== Directions ==
Write every record out again exactly as shown below.

== Data listing ==
- - -
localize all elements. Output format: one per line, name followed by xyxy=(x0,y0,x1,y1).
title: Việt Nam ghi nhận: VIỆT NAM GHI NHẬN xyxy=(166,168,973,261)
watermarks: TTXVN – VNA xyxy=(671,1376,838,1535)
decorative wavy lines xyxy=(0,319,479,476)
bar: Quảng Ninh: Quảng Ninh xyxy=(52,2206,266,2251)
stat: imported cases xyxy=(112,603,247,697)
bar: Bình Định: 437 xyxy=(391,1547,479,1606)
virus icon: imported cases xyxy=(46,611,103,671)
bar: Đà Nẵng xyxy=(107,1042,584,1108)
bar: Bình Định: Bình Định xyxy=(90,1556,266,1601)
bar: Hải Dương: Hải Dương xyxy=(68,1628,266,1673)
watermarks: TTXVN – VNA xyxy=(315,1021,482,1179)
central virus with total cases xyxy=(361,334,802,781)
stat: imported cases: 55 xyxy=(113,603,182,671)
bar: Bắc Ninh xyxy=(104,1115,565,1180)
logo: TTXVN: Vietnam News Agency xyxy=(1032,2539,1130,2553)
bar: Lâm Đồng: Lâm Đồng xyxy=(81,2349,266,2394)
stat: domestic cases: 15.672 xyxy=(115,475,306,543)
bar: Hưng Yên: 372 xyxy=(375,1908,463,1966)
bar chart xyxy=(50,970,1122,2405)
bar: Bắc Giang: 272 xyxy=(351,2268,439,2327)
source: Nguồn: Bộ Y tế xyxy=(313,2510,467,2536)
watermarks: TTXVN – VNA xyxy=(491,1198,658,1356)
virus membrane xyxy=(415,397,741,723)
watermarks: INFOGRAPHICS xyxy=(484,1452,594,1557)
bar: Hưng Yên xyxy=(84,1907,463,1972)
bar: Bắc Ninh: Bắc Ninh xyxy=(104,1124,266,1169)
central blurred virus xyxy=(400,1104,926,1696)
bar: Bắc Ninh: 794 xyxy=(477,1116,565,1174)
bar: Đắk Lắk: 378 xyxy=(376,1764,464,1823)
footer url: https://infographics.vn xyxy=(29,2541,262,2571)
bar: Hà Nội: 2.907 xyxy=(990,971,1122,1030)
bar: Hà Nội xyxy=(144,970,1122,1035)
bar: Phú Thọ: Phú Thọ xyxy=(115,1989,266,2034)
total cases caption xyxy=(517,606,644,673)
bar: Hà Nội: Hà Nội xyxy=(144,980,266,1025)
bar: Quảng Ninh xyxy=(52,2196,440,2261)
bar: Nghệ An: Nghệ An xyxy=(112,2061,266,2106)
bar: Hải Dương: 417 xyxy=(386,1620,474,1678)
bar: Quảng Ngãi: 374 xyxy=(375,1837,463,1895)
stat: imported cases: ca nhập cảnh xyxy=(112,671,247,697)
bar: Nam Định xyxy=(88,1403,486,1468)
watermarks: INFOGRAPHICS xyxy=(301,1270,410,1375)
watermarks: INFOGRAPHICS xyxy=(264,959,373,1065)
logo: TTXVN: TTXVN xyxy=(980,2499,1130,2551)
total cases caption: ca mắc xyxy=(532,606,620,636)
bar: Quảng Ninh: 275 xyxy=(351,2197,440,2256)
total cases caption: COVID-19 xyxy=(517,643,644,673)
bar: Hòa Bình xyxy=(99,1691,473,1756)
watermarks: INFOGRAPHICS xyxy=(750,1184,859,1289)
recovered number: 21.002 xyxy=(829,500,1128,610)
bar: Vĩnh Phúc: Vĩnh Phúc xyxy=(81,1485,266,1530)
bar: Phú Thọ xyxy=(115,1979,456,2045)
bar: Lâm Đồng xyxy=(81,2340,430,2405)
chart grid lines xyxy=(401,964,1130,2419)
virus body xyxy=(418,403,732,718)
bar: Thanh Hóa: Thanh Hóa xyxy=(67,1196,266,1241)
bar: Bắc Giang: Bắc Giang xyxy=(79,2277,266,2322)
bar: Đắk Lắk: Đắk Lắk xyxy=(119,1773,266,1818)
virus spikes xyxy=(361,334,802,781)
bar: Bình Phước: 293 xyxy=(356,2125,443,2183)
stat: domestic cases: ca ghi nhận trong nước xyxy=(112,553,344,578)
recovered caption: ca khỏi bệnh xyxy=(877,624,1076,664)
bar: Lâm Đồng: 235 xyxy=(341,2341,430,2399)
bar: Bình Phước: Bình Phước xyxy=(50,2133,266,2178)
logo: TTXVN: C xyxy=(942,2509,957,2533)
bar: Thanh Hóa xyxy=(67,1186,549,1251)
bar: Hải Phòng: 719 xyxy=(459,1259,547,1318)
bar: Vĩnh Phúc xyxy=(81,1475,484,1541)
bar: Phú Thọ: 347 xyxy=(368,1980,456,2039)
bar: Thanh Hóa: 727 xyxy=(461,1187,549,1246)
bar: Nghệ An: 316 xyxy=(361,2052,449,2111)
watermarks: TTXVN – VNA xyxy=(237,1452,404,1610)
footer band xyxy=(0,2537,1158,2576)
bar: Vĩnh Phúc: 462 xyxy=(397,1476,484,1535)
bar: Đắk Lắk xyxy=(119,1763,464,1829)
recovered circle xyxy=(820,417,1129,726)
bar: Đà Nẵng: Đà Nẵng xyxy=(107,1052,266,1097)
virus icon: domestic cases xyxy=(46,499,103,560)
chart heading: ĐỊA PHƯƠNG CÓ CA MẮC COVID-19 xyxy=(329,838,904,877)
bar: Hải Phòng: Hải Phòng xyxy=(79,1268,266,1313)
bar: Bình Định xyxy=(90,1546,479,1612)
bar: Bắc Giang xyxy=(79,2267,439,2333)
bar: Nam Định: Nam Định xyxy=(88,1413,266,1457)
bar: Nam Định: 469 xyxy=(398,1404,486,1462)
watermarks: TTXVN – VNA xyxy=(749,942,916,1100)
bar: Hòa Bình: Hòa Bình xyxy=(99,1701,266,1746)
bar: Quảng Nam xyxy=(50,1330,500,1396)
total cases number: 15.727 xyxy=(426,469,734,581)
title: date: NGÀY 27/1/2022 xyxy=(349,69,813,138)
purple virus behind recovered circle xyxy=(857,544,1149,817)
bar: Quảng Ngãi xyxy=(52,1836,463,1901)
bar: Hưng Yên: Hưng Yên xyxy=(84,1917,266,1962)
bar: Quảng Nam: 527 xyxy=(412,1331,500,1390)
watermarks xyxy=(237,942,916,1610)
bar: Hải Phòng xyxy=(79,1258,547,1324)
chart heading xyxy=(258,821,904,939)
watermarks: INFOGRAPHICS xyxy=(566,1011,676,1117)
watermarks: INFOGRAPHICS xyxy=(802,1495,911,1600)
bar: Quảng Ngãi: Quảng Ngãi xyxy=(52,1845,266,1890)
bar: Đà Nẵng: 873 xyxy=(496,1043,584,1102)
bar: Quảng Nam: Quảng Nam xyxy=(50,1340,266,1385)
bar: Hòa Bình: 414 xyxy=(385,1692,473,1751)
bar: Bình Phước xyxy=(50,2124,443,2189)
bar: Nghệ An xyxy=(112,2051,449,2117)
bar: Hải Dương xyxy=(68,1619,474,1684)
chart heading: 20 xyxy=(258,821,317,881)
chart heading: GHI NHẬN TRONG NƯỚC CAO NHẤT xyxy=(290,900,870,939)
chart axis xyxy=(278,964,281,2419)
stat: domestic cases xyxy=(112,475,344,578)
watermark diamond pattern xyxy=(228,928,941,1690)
- - -
== Exercise answer ==
localize all elements. Output format: one per line, name followed by xyxy=(x0,y0,x1,y1).
title: Việt Nam ghi nhận: VIỆT NAM GHI NHẬN xyxy=(166,168,973,261)
watermarks: TTXVN – VNA xyxy=(671,1376,838,1535)
decorative wavy lines xyxy=(0,319,479,476)
bar: Quảng Ninh: Quảng Ninh xyxy=(52,2206,266,2251)
stat: imported cases xyxy=(112,603,247,697)
bar: Bình Định: 437 xyxy=(391,1547,479,1606)
virus icon: imported cases xyxy=(46,611,103,671)
bar: Đà Nẵng xyxy=(107,1042,584,1108)
bar: Bình Định: Bình Định xyxy=(90,1556,266,1601)
bar: Hải Dương: Hải Dương xyxy=(68,1628,266,1673)
watermarks: TTXVN – VNA xyxy=(315,1021,482,1179)
central virus with total cases xyxy=(361,334,802,781)
stat: imported cases: 55 xyxy=(113,603,182,671)
bar: Bắc Ninh xyxy=(104,1115,565,1180)
logo: TTXVN: Vietnam News Agency xyxy=(1032,2539,1130,2553)
bar: Lâm Đồng: Lâm Đồng xyxy=(81,2349,266,2394)
stat: domestic cases: 15.672 xyxy=(115,475,306,543)
bar: Hưng Yên: 372 xyxy=(375,1908,463,1966)
bar chart xyxy=(50,970,1122,2405)
bar: Bắc Giang: 272 xyxy=(351,2268,439,2327)
source: Nguồn: Bộ Y tế xyxy=(313,2510,467,2536)
watermarks: TTXVN – VNA xyxy=(491,1198,658,1356)
virus membrane xyxy=(415,397,741,723)
watermarks: INFOGRAPHICS xyxy=(484,1452,594,1557)
bar: Hưng Yên xyxy=(84,1907,463,1972)
bar: Bắc Ninh: Bắc Ninh xyxy=(104,1124,266,1169)
central blurred virus xyxy=(400,1104,926,1696)
bar: Bắc Ninh: 794 xyxy=(477,1116,565,1174)
bar: Đắk Lắk: 378 xyxy=(376,1764,464,1823)
footer url: https://infographics.vn xyxy=(29,2541,262,2571)
bar: Hà Nội: 2.907 xyxy=(990,971,1122,1030)
bar: Hà Nội xyxy=(144,970,1122,1035)
bar: Phú Thọ: Phú Thọ xyxy=(115,1989,266,2034)
total cases caption xyxy=(517,606,644,673)
bar: Hà Nội: Hà Nội xyxy=(144,980,266,1025)
bar: Quảng Ninh xyxy=(52,2196,440,2261)
bar: Nghệ An: Nghệ An xyxy=(112,2061,266,2106)
bar: Hải Dương: 417 xyxy=(386,1620,474,1678)
bar: Quảng Ngãi: 374 xyxy=(375,1837,463,1895)
stat: imported cases: ca nhập cảnh xyxy=(112,671,247,697)
bar: Nam Định xyxy=(88,1403,486,1468)
watermarks: INFOGRAPHICS xyxy=(301,1270,410,1375)
watermarks: INFOGRAPHICS xyxy=(264,959,373,1065)
logo: TTXVN: TTXVN xyxy=(980,2499,1130,2551)
total cases caption: ca mắc xyxy=(532,606,620,636)
bar: Quảng Ninh: 275 xyxy=(351,2197,440,2256)
total cases caption: COVID-19 xyxy=(517,643,644,673)
bar: Hòa Bình xyxy=(99,1691,473,1756)
watermarks: INFOGRAPHICS xyxy=(750,1184,859,1289)
recovered number: 21.002 xyxy=(829,500,1128,610)
bar: Vĩnh Phúc: Vĩnh Phúc xyxy=(81,1485,266,1530)
bar: Phú Thọ xyxy=(115,1979,456,2045)
bar: Lâm Đồng xyxy=(81,2340,430,2405)
chart grid lines xyxy=(401,964,1130,2419)
virus body xyxy=(418,403,732,718)
bar: Thanh Hóa: Thanh Hóa xyxy=(67,1196,266,1241)
bar: Bắc Giang: Bắc Giang xyxy=(79,2277,266,2322)
bar: Đắk Lắk: Đắk Lắk xyxy=(119,1773,266,1818)
virus spikes xyxy=(361,334,802,781)
bar: Bình Phước: 293 xyxy=(356,2125,443,2183)
stat: domestic cases: ca ghi nhận trong nước xyxy=(112,553,344,578)
recovered caption: ca khỏi bệnh xyxy=(877,624,1076,664)
bar: Lâm Đồng: 235 xyxy=(341,2341,430,2399)
bar: Bình Phước: Bình Phước xyxy=(50,2133,266,2178)
logo: TTXVN: C xyxy=(942,2509,957,2533)
bar: Thanh Hóa xyxy=(67,1186,549,1251)
bar: Hải Phòng: 719 xyxy=(459,1259,547,1318)
bar: Vĩnh Phúc xyxy=(81,1475,484,1541)
bar: Phú Thọ: 347 xyxy=(368,1980,456,2039)
bar: Thanh Hóa: 727 xyxy=(461,1187,549,1246)
bar: Nghệ An: 316 xyxy=(361,2052,449,2111)
watermarks: TTXVN – VNA xyxy=(237,1452,404,1610)
footer band xyxy=(0,2537,1158,2576)
bar: Vĩnh Phúc: 462 xyxy=(397,1476,484,1535)
bar: Đắk Lắk xyxy=(119,1763,464,1829)
recovered circle xyxy=(820,417,1129,726)
bar: Đà Nẵng: Đà Nẵng xyxy=(107,1052,266,1097)
virus icon: domestic cases xyxy=(46,499,103,560)
chart heading: ĐỊA PHƯƠNG CÓ CA MẮC COVID-19 xyxy=(329,838,904,877)
bar: Hải Phòng: Hải Phòng xyxy=(79,1268,266,1313)
bar: Bình Định xyxy=(90,1546,479,1612)
bar: Bắc Giang xyxy=(79,2267,439,2333)
bar: Nam Định: Nam Định xyxy=(88,1413,266,1457)
bar: Nam Định: 469 xyxy=(398,1404,486,1462)
watermarks: TTXVN – VNA xyxy=(749,942,916,1100)
bar: Hòa Bình: Hòa Bình xyxy=(99,1701,266,1746)
bar: Quảng Nam xyxy=(50,1330,500,1396)
total cases number: 15.727 xyxy=(426,469,734,581)
title: date: NGÀY 27/1/2022 xyxy=(349,69,813,138)
purple virus behind recovered circle xyxy=(857,544,1149,817)
bar: Quảng Ngãi xyxy=(52,1836,463,1901)
bar: Hưng Yên: Hưng Yên xyxy=(84,1917,266,1962)
bar: Quảng Nam: 527 xyxy=(412,1331,500,1390)
watermarks xyxy=(237,942,916,1610)
bar: Hải Phòng xyxy=(79,1258,547,1324)
chart heading xyxy=(258,821,904,939)
watermarks: INFOGRAPHICS xyxy=(566,1011,676,1117)
watermarks: INFOGRAPHICS xyxy=(802,1495,911,1600)
bar: Quảng Ngãi: Quảng Ngãi xyxy=(52,1845,266,1890)
bar: Đà Nẵng: 873 xyxy=(496,1043,584,1102)
bar: Quảng Nam: Quảng Nam xyxy=(50,1340,266,1385)
bar: Hòa Bình: 414 xyxy=(385,1692,473,1751)
bar: Bình Phước xyxy=(50,2124,443,2189)
bar: Nghệ An xyxy=(112,2051,449,2117)
bar: Hải Dương xyxy=(68,1619,474,1684)
chart heading: 20 xyxy=(258,821,317,881)
chart heading: GHI NHẬN TRONG NƯỚC CAO NHẤT xyxy=(290,900,870,939)
chart axis xyxy=(278,964,281,2419)
stat: domestic cases xyxy=(112,475,344,578)
watermark diamond pattern xyxy=(228,928,941,1690)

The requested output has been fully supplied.